Collected data
=====

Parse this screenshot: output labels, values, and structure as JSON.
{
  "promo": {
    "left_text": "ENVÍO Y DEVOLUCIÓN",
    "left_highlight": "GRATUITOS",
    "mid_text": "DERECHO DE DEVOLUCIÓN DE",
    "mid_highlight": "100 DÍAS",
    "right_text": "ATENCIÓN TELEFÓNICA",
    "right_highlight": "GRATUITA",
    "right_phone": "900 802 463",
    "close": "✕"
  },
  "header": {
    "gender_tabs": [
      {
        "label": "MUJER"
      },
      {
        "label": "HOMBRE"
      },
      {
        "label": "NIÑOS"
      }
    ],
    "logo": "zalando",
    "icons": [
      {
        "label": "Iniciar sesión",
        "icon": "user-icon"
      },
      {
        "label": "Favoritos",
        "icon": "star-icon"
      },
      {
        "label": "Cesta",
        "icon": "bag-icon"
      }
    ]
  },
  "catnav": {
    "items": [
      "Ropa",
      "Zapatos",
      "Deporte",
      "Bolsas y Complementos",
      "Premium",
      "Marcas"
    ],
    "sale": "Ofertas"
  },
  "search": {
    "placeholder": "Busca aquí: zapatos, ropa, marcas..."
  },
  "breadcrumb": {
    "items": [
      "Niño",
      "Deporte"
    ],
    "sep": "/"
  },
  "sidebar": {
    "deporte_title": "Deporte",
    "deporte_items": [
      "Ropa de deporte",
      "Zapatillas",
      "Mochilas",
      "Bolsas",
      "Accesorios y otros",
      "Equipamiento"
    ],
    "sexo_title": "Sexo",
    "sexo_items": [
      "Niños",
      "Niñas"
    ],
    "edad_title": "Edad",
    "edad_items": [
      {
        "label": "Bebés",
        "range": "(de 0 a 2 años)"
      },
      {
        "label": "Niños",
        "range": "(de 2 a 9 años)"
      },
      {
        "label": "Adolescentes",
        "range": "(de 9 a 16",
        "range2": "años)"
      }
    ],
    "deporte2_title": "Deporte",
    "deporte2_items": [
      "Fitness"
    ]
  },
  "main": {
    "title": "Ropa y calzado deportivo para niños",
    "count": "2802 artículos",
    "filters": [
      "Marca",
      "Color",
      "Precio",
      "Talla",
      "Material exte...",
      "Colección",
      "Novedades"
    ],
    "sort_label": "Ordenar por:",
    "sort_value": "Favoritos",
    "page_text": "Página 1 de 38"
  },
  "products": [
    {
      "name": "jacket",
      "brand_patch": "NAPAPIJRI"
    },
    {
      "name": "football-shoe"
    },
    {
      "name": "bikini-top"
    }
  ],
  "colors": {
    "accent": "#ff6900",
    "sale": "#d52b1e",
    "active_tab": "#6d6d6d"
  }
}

=====

• **SHORT TASK**:
Return all the lines that contain the string "name".

• **RESULT**:
      "name": "jacket",
      "name": "football-shoe"
      "name": "bikini-top"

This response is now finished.